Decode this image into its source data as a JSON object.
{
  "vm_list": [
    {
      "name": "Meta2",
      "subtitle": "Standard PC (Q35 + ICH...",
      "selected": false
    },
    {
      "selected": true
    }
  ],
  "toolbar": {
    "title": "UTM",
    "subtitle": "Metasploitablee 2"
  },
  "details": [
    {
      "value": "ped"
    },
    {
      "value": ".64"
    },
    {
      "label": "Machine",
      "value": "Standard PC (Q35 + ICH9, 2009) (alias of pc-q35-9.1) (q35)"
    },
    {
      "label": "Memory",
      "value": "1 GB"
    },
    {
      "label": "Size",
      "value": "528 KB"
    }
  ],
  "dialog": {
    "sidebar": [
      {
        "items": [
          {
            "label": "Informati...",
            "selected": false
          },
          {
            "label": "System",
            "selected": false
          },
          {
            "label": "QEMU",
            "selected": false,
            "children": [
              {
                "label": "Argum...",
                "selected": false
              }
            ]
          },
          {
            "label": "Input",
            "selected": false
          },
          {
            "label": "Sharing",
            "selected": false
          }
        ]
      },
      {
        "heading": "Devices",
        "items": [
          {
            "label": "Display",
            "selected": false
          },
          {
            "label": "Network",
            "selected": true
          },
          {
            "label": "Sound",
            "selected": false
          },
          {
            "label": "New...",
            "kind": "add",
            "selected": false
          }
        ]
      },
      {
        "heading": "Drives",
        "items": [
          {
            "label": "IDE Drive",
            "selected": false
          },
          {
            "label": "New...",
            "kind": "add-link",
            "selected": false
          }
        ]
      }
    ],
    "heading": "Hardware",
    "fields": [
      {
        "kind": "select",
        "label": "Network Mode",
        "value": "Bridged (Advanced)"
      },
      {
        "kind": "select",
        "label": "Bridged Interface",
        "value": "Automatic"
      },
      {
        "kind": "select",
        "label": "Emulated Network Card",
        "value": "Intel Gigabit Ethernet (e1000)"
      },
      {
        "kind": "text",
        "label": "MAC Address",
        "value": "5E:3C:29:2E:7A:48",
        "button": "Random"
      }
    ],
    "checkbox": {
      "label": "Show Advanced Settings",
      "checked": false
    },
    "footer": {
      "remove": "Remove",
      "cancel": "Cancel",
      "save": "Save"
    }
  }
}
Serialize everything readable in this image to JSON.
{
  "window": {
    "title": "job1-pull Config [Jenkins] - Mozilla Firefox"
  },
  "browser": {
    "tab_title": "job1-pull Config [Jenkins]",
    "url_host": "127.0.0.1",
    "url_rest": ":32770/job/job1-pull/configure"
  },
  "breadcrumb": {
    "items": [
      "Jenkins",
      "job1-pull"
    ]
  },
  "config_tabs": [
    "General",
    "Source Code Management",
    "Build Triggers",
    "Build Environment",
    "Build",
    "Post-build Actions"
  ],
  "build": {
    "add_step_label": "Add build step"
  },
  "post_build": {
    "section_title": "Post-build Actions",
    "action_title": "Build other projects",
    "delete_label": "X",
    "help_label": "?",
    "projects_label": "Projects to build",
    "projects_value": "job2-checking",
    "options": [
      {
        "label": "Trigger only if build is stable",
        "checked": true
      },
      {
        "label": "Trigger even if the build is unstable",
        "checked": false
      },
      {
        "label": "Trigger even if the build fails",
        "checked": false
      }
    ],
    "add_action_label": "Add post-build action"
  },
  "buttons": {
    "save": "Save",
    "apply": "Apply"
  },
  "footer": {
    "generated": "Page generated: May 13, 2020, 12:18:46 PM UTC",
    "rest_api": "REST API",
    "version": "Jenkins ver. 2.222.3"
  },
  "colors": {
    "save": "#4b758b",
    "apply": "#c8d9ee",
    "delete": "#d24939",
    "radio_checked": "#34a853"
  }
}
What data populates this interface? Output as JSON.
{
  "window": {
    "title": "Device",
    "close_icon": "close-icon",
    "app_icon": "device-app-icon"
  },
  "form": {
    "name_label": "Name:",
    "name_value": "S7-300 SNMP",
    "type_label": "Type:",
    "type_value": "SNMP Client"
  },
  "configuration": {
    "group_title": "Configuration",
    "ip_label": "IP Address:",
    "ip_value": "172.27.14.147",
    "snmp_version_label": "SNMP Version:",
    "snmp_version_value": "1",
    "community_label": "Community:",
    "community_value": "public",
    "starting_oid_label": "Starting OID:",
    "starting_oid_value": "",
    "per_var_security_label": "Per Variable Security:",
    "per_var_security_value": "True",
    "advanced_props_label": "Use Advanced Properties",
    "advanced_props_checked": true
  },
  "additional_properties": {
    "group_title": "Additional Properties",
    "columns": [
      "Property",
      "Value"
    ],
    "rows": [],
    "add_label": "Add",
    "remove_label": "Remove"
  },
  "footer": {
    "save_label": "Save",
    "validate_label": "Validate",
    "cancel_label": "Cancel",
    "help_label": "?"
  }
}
══════════════════════════════
_Problem to work on_. Without leaving anything out, quote all the data.

_Solved problem_.
Decode this image into its source data as a JSON object.
{
  "vm_list": [
    {
      "name": "Meta2",
      "subtitle": "Standard PC (Q35 + ICH...",
      "selected": false
    },
    {
      "selected": true
    }
  ],
  "toolbar": {
    "title": "UTM",
    "subtitle": "Metasploitablee 2"
  },
  "details": [
    {
      "value": "ped"
    },
    {
      "value": ".64"
    },
    {
      "label": "Machine",
      "value": "Standard PC (Q35 + ICH9, 2009) (alias of pc-q35-9.1) (q35)"
    },
    {
      "label": "Memory",
      "value": "1 GB"
    },
    {
      "label": "Size",
      "value": "528 KB"
    }
  ],
  "dialog": {
    "sidebar": [
      {
        "items": [
          {
            "label": "Informati...",
            "selected": false
          },
          {
            "label": "System",
            "selected": false
          },
          {
            "label": "QEMU",
            "selected": false,
            "children": [
              {
                "label": "Argum...",
                "selected": false
              }
            ]
          },
          {
            "label": "Input",
            "selected": false
          },
          {
            "label": "Sharing",
            "selected": false
          }
        ]
      },
      {
        "heading": "Devices",
        "items": [
          {
            "label": "Display",
            "selected": false
          },
          {
            "label": "Network",
            "selected": true
          },
          {
            "label": "Sound",
            "selected": false
          },
          {
            "label": "New...",
            "kind": "add",
            "selected": false
          }
        ]
      },
      {
        "heading": "Drives",
        "items": [
          {
            "label": "IDE Drive",
            "selected": false
          },
          {
            "label": "New...",
            "kind": "add-link",
            "selected": false
          }
        ]
      }
    ],
    "heading": "Hardware",
    "fields": [
      {
        "kind": "select",
        "label": "Network Mode",
        "value": "Bridged (Advanced)"
      },
      {
        "kind": "select",
        "label": "Bridged Interface",
        "value": "Automatic"
      },
      {
        "kind": "select",
        "label": "Emulated Network Card",
        "value": "Intel Gigabit Ethernet (e1000)"
      },
      {
        "kind": "text",
        "label": "MAC Address",
        "value": "5E:3C:29:2E:7A:48",
        "button": "Random"
      }
    ],
    "checkbox": {
      "label": "Show Advanced Settings",
      "checked": false
    },
    "footer": {
      "remove": "Remove",
      "cancel": "Cancel",
      "save": "Save"
    }
  }
}
Serialize everything readable in this image to JSON.
{
  "window": {
    "title": "job1-pull Config [Jenkins] - Mozilla Firefox"
  },
  "browser": {
    "tab_title": "job1-pull Config [Jenkins]",
    "url_host": "127.0.0.1",
    "url_rest": ":32770/job/job1-pull/configure"
  },
  "breadcrumb": {
    "items": [
      "Jenkins",
      "job1-pull"
    ]
  },
  "config_tabs": [
    "General",
    "Source Code Management",
    "Build Triggers",
    "Build Environment",
    "Build",
    "Post-build Actions"
  ],
  "build": {
    "add_step_label": "Add build step"
  },
  "post_build": {
    "section_title": "Post-build Actions",
    "action_title": "Build other projects",
    "delete_label": "X",
    "help_label": "?",
    "projects_label": "Projects to build",
    "projects_value": "job2-checking",
    "options": [
      {
        "label": "Trigger only if build is stable",
        "checked": true
      },
      {
        "label": "Trigger even if the build is unstable",
        "checked": false
      },
      {
        "label": "Trigger even if the build fails",
        "checked": false
      }
    ],
    "add_action_label": "Add post-build action"
  },
  "buttons": {
    "save": "Save",
    "apply": "Apply"
  },
  "footer": {
    "generated": "Page generated: May 13, 2020, 12:18:46 PM UTC",
    "rest_api": "REST API",
    "version": "Jenkins ver. 2.222.3"
  },
  "colors": {
    "save": "#4b758b",
    "apply": "#c8d9ee",
    "delete": "#d24939",
    "radio_checked": "#34a853"
  }
}
What data populates this interface? Output as JSON.
{
  "window": {
    "title": "Device",
    "close_icon": "close-icon",
    "app_icon": "device-app-icon"
  },
  "form": {
    "name_label": "Name:",
    "name_value": "S7-300 SNMP",
    "type_label": "Type:",
    "type_value": "SNMP Client"
  },
  "configuration": {
    "group_title": "Configuration",
    "ip_label": "IP Address:",
    "ip_value": "172.27.14.147",
    "snmp_version_label": "SNMP Version:",
    "snmp_version_value": "1",
    "community_label": "Community:",
    "community_value": "public",
    "starting_oid_label": "Starting OID:",
    "starting_oid_value": "",
    "per_var_security_label": "Per Variable Security:",
    "per_var_security_value": "True",
    "advanced_props_label": "Use Advanced Properties",
    "advanced_props_checked": true
  },
  "additional_properties": {
    "group_title": "Additional Properties",
    "columns": [
      "Property",
      "Value"
    ],
    "rows": [],
    "add_label": "Add",
    "remove_label": "Remove"
  },
  "footer": {
    "save_label": "Save",
    "validate_label": "Validate",
    "cancel_label": "Cancel",
    "help_label": "?"
  }
}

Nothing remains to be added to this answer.